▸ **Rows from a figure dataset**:

==========

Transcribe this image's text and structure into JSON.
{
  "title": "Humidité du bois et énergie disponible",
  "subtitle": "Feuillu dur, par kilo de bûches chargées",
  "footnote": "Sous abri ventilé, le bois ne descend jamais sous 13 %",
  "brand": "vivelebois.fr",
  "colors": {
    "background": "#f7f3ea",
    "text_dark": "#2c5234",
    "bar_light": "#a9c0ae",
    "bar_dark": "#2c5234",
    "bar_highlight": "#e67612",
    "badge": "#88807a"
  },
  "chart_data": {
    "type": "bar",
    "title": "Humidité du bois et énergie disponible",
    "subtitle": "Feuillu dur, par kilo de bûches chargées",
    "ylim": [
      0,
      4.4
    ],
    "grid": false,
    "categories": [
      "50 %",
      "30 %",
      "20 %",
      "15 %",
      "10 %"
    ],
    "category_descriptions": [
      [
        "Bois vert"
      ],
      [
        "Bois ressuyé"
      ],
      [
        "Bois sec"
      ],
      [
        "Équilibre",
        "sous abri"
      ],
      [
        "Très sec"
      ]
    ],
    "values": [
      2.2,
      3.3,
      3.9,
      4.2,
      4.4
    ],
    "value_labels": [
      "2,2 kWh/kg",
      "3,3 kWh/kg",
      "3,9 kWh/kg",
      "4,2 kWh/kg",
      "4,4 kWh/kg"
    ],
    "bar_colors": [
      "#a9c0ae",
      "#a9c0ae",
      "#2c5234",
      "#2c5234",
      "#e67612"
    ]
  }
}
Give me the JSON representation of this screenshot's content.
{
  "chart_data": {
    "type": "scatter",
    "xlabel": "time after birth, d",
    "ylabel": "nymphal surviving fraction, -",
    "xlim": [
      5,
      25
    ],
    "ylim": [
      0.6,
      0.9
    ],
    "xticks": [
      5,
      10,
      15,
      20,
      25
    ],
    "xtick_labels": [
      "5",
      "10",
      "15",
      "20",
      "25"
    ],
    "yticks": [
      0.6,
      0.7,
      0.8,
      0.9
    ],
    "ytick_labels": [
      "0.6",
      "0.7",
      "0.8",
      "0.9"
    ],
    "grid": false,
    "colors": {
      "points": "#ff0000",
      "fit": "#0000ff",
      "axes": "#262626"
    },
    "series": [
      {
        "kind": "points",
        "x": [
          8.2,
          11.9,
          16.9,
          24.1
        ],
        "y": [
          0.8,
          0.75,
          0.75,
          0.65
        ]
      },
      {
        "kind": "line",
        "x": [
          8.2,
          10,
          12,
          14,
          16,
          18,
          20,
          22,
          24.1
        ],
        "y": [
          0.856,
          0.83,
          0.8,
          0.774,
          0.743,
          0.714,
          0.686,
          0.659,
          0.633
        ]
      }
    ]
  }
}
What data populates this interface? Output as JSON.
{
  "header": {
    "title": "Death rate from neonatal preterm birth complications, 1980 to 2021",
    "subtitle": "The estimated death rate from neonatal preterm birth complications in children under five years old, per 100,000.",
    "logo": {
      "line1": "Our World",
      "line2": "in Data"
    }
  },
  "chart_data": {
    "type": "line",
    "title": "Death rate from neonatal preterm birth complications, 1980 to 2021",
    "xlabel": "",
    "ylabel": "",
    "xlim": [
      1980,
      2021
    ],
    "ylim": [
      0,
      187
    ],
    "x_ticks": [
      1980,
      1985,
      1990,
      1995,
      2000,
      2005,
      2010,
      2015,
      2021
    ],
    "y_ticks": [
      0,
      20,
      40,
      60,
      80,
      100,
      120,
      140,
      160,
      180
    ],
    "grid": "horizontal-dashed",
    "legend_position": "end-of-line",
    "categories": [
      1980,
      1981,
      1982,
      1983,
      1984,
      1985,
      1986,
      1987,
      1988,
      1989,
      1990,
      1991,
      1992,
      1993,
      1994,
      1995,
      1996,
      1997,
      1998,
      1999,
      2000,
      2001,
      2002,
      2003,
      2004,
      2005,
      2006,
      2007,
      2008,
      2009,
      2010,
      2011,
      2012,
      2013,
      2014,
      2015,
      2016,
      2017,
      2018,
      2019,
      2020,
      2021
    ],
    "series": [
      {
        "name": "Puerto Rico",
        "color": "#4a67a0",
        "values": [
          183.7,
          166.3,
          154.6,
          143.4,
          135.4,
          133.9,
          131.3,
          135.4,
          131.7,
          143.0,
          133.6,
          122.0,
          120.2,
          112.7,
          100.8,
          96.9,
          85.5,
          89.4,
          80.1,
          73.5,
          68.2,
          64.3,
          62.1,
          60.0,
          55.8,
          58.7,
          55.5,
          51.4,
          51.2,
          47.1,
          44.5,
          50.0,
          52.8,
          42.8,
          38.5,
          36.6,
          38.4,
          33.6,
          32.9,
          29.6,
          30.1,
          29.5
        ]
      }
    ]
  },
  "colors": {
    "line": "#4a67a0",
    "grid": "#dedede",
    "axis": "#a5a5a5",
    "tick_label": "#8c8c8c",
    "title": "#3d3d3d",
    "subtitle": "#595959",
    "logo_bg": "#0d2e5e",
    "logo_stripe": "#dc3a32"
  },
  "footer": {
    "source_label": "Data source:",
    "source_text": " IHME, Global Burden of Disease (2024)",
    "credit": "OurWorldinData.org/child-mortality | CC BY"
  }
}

==========

▸ **DIRECTION**: Search the entries for the word "subtitle" and pick out every line that holds it.

▸ **REPLY**:
  "subtitle": "Feuillu dur, par kilo de bûches chargées",
    "subtitle": "Feuillu dur, par kilo de bûches chargées",
    "subtitle": "The estimated death rate from neonatal preterm birth complications in children under five years old, per 100,000.",
    "subtitle": "#595959",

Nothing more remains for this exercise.